### Entries shown
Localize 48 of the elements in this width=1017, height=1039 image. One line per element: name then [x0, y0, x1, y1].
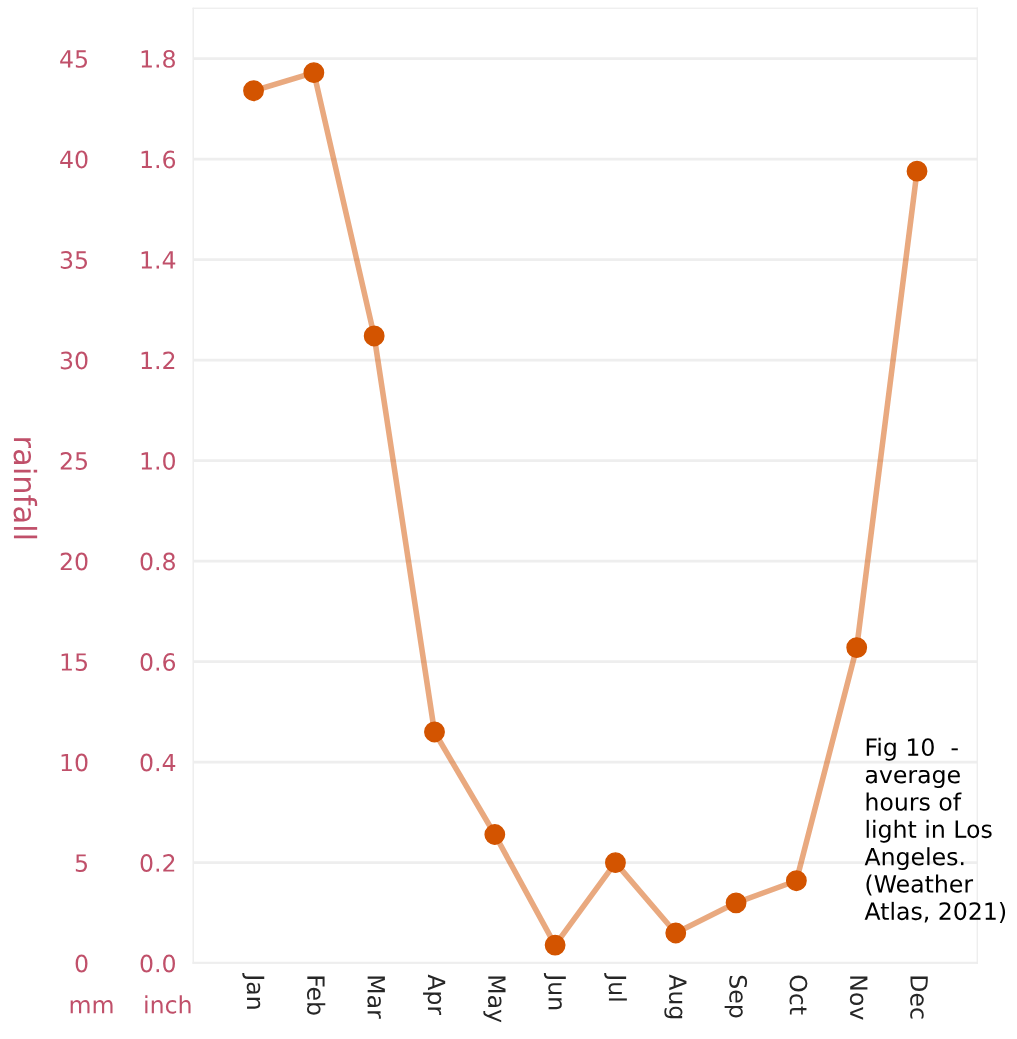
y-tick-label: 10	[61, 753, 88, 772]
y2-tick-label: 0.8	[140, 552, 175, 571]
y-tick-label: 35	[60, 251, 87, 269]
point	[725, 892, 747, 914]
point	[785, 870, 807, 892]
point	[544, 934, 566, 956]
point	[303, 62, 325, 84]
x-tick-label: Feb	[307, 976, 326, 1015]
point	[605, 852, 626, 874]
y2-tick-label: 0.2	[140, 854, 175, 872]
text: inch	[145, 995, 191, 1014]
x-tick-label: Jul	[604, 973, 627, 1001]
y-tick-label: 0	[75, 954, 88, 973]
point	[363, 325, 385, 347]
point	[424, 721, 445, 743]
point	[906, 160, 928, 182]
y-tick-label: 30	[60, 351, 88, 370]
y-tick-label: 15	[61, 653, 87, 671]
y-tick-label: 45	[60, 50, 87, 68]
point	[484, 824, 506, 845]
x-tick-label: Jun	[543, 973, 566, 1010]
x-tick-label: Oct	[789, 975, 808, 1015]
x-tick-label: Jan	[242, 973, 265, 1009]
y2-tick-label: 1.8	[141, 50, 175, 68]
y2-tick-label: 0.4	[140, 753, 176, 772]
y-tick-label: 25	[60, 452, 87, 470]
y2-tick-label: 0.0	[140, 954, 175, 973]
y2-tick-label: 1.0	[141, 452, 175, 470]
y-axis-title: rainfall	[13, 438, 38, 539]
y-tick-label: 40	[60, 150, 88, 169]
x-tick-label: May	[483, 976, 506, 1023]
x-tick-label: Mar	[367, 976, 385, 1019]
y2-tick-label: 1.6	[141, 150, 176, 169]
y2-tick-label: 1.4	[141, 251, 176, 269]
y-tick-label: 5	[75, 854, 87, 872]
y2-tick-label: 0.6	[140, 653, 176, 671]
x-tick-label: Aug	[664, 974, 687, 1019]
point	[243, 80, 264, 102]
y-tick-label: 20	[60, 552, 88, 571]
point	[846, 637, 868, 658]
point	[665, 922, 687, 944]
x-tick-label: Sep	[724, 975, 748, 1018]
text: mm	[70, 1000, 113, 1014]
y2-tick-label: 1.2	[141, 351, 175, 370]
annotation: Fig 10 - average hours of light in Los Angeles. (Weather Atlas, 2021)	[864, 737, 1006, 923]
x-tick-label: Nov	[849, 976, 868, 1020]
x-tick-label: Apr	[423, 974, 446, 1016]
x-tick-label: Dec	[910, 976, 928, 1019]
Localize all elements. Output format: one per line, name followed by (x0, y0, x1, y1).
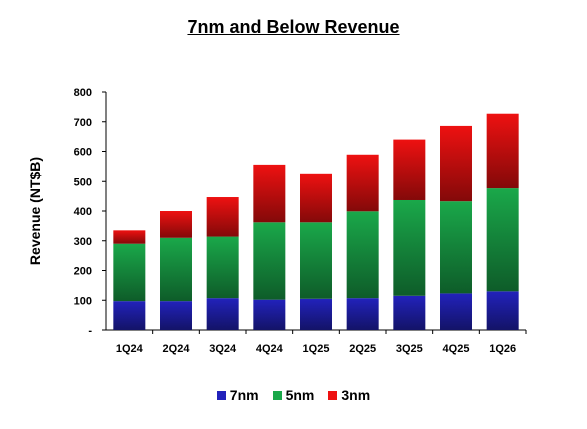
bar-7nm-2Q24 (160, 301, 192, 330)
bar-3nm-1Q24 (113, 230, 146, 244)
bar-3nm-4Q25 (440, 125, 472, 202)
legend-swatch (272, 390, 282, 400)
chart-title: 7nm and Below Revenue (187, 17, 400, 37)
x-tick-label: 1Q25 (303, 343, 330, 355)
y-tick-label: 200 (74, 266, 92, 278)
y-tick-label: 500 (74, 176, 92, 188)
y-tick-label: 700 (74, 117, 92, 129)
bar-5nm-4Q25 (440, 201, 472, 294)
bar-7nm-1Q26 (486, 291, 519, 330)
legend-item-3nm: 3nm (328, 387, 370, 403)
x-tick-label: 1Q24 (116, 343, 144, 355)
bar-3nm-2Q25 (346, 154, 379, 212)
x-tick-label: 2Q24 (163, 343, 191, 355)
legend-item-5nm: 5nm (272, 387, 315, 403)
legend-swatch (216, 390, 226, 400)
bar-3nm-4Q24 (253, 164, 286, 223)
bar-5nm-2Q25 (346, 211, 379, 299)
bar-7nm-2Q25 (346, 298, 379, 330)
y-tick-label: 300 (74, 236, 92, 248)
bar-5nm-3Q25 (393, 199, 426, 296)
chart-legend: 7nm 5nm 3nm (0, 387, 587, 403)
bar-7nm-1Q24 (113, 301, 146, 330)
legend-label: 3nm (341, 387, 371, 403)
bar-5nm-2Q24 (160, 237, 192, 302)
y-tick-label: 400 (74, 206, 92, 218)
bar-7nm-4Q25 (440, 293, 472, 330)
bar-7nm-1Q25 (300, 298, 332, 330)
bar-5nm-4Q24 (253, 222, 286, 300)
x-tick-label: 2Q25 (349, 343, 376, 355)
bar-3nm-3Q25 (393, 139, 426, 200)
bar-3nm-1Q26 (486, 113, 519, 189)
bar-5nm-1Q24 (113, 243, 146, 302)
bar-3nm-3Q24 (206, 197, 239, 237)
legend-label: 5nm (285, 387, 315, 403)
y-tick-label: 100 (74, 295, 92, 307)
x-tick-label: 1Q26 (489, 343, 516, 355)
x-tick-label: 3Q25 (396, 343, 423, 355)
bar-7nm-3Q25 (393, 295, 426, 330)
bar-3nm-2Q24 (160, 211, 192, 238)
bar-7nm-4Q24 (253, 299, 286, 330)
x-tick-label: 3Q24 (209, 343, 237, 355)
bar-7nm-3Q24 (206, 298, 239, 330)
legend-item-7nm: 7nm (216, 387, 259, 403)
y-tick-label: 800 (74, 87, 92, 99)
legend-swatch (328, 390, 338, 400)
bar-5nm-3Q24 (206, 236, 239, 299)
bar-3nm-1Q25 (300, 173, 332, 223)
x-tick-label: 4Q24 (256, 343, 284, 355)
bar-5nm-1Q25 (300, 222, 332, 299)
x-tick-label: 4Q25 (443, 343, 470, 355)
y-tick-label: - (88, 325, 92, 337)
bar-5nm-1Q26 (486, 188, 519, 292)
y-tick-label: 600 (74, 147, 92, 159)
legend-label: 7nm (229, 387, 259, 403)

--

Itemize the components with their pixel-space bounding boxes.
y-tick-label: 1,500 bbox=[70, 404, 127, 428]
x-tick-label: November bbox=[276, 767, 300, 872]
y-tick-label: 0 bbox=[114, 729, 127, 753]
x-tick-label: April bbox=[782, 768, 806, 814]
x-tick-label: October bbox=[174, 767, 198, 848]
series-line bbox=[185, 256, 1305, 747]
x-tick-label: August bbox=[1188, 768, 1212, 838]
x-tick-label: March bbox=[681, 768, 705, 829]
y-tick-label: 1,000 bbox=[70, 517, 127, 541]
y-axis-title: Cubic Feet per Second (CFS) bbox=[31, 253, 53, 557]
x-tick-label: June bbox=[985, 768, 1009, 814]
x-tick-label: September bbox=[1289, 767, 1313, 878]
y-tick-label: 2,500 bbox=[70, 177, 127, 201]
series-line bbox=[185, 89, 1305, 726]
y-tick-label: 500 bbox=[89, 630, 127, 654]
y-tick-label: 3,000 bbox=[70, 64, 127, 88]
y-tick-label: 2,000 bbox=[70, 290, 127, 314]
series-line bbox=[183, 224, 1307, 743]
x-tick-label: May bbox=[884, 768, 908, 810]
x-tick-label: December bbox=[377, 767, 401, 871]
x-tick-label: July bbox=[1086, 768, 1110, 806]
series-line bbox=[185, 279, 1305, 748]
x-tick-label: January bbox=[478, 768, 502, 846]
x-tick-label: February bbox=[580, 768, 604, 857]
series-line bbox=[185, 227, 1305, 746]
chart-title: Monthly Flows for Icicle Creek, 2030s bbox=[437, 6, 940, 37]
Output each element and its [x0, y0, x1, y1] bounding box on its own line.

...

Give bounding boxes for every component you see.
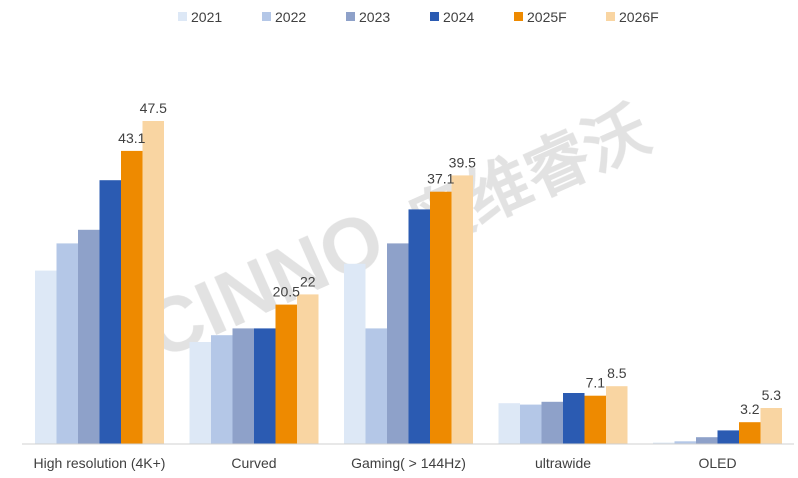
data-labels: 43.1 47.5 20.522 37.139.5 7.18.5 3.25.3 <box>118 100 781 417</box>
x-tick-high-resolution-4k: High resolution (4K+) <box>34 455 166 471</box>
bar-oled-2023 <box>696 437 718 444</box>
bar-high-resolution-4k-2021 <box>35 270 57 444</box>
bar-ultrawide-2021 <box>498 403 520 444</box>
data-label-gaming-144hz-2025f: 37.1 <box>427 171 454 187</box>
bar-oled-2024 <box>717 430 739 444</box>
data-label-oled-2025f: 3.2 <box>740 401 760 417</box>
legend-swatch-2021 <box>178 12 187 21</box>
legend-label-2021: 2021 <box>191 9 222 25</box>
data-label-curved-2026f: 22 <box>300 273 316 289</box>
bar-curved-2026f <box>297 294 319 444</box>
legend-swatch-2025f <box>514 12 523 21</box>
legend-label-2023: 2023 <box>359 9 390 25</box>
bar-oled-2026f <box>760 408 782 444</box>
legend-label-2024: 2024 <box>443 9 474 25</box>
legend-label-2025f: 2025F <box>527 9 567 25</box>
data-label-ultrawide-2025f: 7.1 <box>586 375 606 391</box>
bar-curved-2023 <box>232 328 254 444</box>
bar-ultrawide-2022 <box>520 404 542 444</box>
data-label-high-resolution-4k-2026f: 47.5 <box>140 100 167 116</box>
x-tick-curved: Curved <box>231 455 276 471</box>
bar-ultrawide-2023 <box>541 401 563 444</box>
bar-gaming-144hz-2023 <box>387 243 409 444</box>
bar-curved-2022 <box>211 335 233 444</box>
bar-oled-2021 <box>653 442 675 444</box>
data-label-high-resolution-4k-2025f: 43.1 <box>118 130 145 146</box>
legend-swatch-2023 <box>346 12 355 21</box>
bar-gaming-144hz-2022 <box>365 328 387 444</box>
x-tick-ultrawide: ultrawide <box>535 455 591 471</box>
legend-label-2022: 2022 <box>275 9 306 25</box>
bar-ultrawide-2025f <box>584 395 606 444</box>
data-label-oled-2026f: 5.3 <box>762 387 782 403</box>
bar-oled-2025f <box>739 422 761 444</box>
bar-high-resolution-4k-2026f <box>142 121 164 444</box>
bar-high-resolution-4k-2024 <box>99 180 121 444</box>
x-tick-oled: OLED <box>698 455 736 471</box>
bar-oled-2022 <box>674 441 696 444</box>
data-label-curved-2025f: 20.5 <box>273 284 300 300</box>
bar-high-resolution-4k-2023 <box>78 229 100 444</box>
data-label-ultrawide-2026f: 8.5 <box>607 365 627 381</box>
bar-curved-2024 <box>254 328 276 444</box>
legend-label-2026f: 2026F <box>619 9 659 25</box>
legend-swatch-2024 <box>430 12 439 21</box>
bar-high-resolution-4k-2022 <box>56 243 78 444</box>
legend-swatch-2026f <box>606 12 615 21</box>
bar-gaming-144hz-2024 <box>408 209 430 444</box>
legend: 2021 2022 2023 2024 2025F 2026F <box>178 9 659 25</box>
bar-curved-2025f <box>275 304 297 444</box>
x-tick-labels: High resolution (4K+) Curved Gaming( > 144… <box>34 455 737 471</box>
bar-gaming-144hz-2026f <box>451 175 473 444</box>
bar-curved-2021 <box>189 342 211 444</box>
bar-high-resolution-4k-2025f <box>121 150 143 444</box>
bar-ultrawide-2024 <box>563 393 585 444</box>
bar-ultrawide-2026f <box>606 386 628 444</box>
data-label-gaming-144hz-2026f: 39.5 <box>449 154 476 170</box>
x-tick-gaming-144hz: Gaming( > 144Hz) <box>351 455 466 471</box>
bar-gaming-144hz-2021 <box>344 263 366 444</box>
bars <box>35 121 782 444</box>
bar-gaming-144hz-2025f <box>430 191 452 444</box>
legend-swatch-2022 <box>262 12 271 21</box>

### Objective
Copy the listing lines from the one with "Itemize the components" through the one with "series-line bbox=[185, 256, 1305, 747]", changing "November" to "December" and keeping everything else the same.

### The output
Itemize the components with their pixel-space bounding boxes.
y-tick-label: 1,500 bbox=[70, 404, 127, 428]
x-tick-label: December bbox=[276, 767, 300, 872]
y-tick-label: 0 bbox=[114, 729, 127, 753]
x-tick-label: April bbox=[782, 768, 806, 814]
x-tick-label: October bbox=[174, 767, 198, 848]
series-line bbox=[185, 256, 1305, 747]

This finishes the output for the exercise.